Dataset entries:
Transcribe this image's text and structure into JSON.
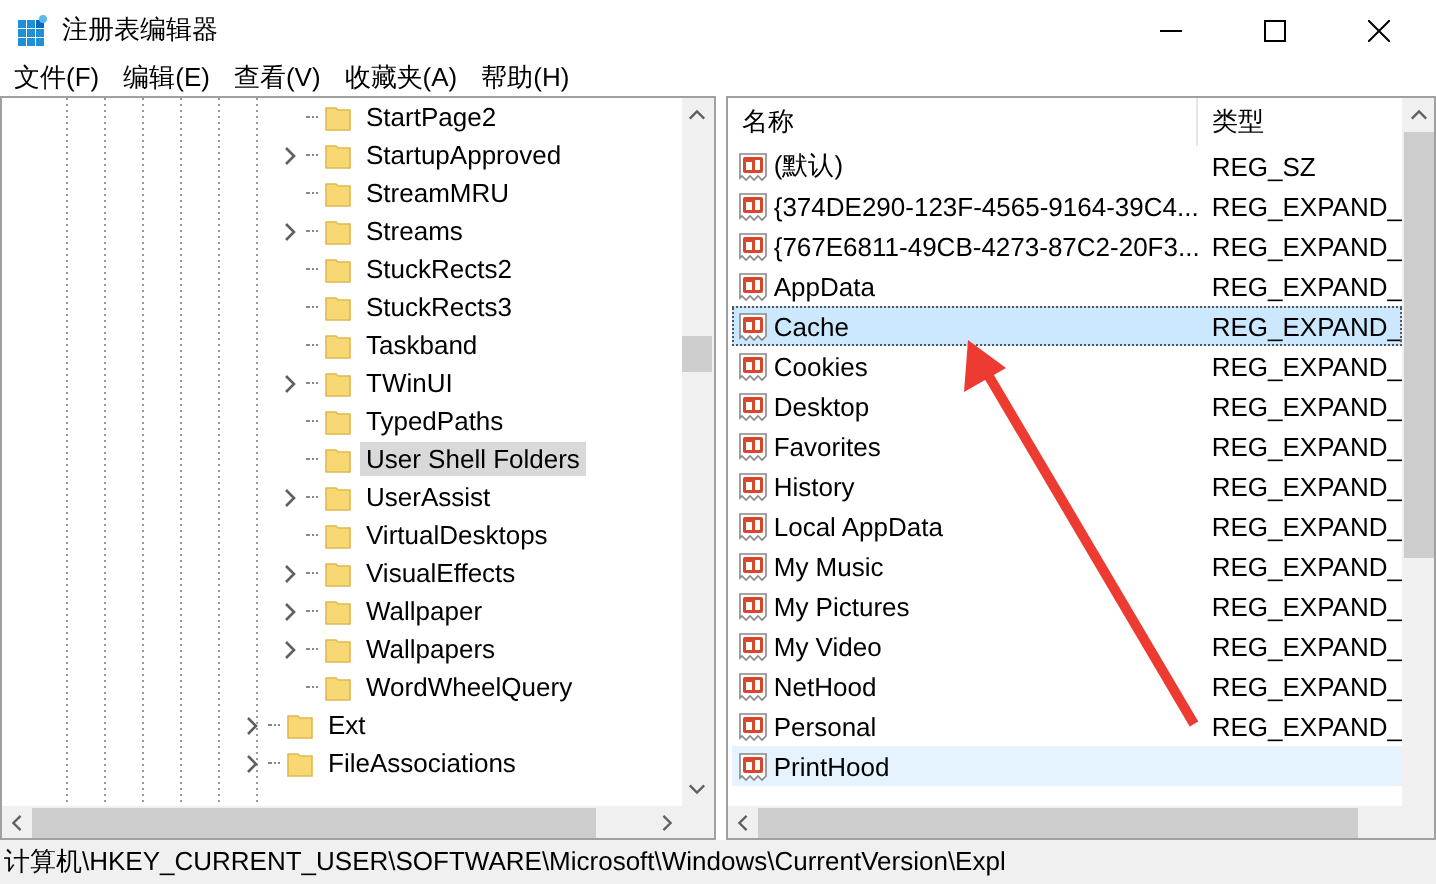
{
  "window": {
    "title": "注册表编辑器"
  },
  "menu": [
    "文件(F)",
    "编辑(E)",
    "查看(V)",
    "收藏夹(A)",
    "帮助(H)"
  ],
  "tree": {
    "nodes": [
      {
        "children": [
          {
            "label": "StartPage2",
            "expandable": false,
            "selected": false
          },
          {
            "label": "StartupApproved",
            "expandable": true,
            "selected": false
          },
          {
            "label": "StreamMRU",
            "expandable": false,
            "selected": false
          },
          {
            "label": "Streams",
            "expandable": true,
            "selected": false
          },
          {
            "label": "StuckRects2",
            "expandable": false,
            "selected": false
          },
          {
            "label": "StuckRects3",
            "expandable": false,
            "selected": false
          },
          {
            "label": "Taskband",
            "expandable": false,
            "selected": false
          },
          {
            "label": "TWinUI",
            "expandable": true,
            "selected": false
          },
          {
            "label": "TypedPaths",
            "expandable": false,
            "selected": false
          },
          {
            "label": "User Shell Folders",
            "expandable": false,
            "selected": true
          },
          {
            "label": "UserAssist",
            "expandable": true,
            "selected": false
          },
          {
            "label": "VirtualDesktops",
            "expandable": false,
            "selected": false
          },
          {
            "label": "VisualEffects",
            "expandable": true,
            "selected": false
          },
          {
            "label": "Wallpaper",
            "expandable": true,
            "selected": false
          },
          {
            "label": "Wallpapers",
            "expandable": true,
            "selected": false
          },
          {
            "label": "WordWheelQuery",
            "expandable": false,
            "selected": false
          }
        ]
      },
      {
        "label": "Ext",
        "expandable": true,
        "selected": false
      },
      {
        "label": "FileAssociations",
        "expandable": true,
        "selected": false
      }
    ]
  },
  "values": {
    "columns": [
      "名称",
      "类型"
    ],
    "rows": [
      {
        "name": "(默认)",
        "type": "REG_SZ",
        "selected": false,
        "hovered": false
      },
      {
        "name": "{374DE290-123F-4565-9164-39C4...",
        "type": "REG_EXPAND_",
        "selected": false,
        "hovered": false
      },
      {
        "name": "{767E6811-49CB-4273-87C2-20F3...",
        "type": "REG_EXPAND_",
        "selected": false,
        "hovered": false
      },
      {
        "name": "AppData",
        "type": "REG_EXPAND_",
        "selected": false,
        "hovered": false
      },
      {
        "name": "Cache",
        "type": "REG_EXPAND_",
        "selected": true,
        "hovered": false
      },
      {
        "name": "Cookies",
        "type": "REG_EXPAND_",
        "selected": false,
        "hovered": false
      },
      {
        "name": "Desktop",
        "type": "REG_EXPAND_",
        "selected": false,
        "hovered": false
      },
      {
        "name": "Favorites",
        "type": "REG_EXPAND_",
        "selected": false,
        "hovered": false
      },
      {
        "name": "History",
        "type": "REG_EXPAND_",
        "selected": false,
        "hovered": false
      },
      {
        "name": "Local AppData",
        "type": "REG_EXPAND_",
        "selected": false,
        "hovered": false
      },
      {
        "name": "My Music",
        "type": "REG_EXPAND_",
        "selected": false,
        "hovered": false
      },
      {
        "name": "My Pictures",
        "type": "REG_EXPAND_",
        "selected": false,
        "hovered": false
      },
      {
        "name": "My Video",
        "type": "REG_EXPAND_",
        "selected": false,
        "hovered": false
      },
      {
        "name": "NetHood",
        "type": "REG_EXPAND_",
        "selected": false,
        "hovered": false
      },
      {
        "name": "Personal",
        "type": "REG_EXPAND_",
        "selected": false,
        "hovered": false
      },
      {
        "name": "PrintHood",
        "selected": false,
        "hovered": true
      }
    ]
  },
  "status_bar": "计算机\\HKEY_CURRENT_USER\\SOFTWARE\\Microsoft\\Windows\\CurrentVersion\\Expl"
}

Given exercise:
Repeat the data above exactly, but not the pictures.

Full response:
Transcribe this image's text and structure into JSON.
{
  "window": {
    "title": "注册表编辑器"
  },
  "menu": [
    "文件(F)",
    "编辑(E)",
    "查看(V)",
    "收藏夹(A)",
    "帮助(H)"
  ],
  "tree": {
    "nodes": [
      {
        "children": [
          {
            "label": "StartPage2",
            "expandable": false,
            "selected": false
          },
          {
            "label": "StartupApproved",
            "expandable": true,
            "selected": false
          },
          {
            "label": "StreamMRU",
            "expandable": false,
            "selected": false
          },
          {
            "label": "Streams",
            "expandable": true,
            "selected": false
          },
          {
            "label": "StuckRects2",
            "expandable": false,
            "selected": false
          },
          {
            "label": "StuckRects3",
            "expandable": false,
            "selected": false
          },
          {
            "label": "Taskband",
            "expandable": false,
            "selected": false
          },
          {
            "label": "TWinUI",
            "expandable": true,
            "selected": false
          },
          {
            "label": "TypedPaths",
            "expandable": false,
            "selected": false
          },
          {
            "label": "User Shell Folders",
            "expandable": false,
            "selected": true
          },
          {
            "label": "UserAssist",
            "expandable": true,
            "selected": false
          },
          {
            "label": "VirtualDesktops",
            "expandable": false,
            "selected": false
          },
          {
            "label": "VisualEffects",
            "expandable": true,
            "selected": false
          },
          {
            "label": "Wallpaper",
            "expandable": true,
            "selected": false
          },
          {
            "label": "Wallpapers",
            "expandable": true,
            "selected": false
          },
          {
            "label": "WordWheelQuery",
            "expandable": false,
            "selected": false
          }
        ]
      },
      {
        "label": "Ext",
        "expandable": true,
        "selected": false
      },
      {
        "label": "FileAssociations",
        "expandable": true,
        "selected": false
      }
    ]
  },
  "values": {
    "columns": [
      "名称",
      "类型"
    ],
    "rows": [
      {
        "name": "(默认)",
        "type": "REG_SZ",
        "selected": false,
        "hovered": false
      },
      {
        "name": "{374DE290-123F-4565-9164-39C4...",
        "type": "REG_EXPAND_",
        "selected": false,
        "hovered": false
      },
      {
        "name": "{767E6811-49CB-4273-87C2-20F3...",
        "type": "REG_EXPAND_",
        "selected": false,
        "hovered": false
      },
      {
        "name": "AppData",
        "type": "REG_EXPAND_",
        "selected": false,
        "hovered": false
      },
      {
        "name": "Cache",
        "type": "REG_EXPAND_",
        "selected": true,
        "hovered": false
      },
      {
        "name": "Cookies",
        "type": "REG_EXPAND_",
        "selected": false,
        "hovered": false
      },
      {
        "name": "Desktop",
        "type": "REG_EXPAND_",
        "selected": false,
        "hovered": false
      },
      {
        "name": "Favorites",
        "type": "REG_EXPAND_",
        "selected": false,
        "hovered": false
      },
      {
        "name": "History",
        "type": "REG_EXPAND_",
        "selected": false,
        "hovered": false
      },
      {
        "name": "Local AppData",
        "type": "REG_EXPAND_",
        "selected": false,
        "hovered": false
      },
      {
        "name": "My Music",
        "type": "REG_EXPAND_",
        "selected": false,
        "hovered": false
      },
      {
        "name": "My Pictures",
        "type": "REG_EXPAND_",
        "selected": false,
        "hovered": false
      },
      {
        "name": "My Video",
        "type": "REG_EXPAND_",
        "selected": false,
        "hovered": false
      },
      {
        "name": "NetHood",
        "type": "REG_EXPAND_",
        "selected": false,
        "hovered": false
      },
      {
        "name": "Personal",
        "type": "REG_EXPAND_",
        "selected": false,
        "hovered": false
      },
      {
        "name": "PrintHood",
        "selected": false,
        "hovered": true
      }
    ]
  },
  "status_bar": "计算机\\HKEY_CURRENT_USER\\SOFTWARE\\Microsoft\\Windows\\CurrentVersion\\Expl"
}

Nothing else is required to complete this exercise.